Problem statement
Say how many lines include the word "세계시장". Reply with nothing but the number.

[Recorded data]
————————
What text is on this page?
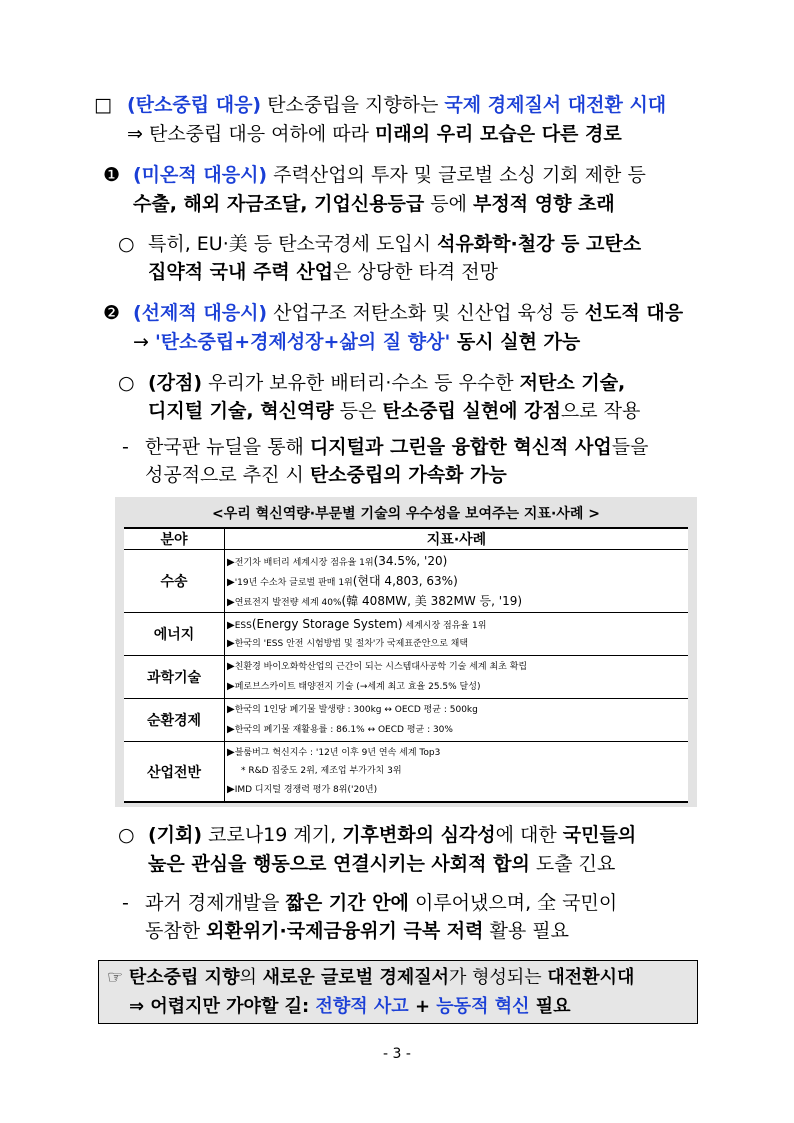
□ (탄소중립 대응) 탄소중립을 지향하는 국제 경제질서 대전환 시대
⇒ 탄소중립 대응 여하에 따라 미래의 우리 모습은 다른 경로
❶ (미온적 대응시) 주력산업의 투자 및 글로벌 소싱 기회 제한 등
수출, 해외 자금조달, 기업신용등급 등에 부정적 영향 초래
○ 특히, EU·美 등 탄소국경세 도입시 석유화학·철강 등 고탄소
집약적 국내 주력 산업은 상당한 타격 전망
❷ (선제적 대응시) 산업구조 저탄소화 및 신산업 육성 등 선도적 대응
→ '탄소중립+경제성장+삶의 질 향상' 동시 실현 가능
○ (강점) 우리가 보유한 배터리·수소 등 우수한 저탄소 기술,
디지털 기술, 혁신역량 등은 탄소중립 실현에 강점으로 작용
- 한국판 뉴딜을 통해 디지털과 그린을 융합한 혁신적 사업들을
성공적으로 추진 시 탄소중립의 가속화 가능
<우리 혁신역량·부문별 기술의 우수성을 보여주는 지표·사례 >
분야	지표·사례
수송	▶전기차 배터리 세계시장 점유율 1위(34.5%, '20)
▶'19년 수소차 글로벌 판매 1위(현대 4,803, 63%)
▶연료전지 발전량 세계 40%(韓 408MW, 美 382MW 등, '19)

에너지	▶ESS(Energy Storage System) 세계시장 점유율 1위
▶한국의 'ESS 안전 시험방법 및 절차'가 국제표준안으로 채택

과학기술	▶친환경 바이오화학산업의 근간이 되는 시스템대사공학 기술 세계 최초 확립
▶페로브스카이트 태양전지 기술 (→세계 최고 효율 25.5% 달성)

순환경제	▶한국의 1인당 폐기물 발생량 : 300kg ↔ OECD 평균 : 500kg
▶한국의 폐기물 재활용률 : 86.1% ↔ OECD 평균 : 30%

산업전반	▶블룸버그 혁신지수 : '12년 이후 9년 연속 세계 Top3
* R&D 집중도 2위, 제조업 부가가치 3위
▶IMD 디지털 경쟁력 평가 8위('20년)
○ (기회) 코로나19 계기, 기후변화의 심각성에 대한 국민들의
높은 관심을 행동으로 연결시키는 사회적 합의 도출 긴요
- 과거 경제개발을 짧은 기간 안에 이루어냈으며, 全 국민이
동참한 외환위기·국제금융위기 극복 저력 활용 필요
☞ 탄소중립 지향의 새로운 글로벌 경제질서가 형성되는 대전환시대
⇒ 어렵지만 가야할 길: 전향적 사고 + 능동적 혁신 필요
- 3 -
————————
Output of the task
2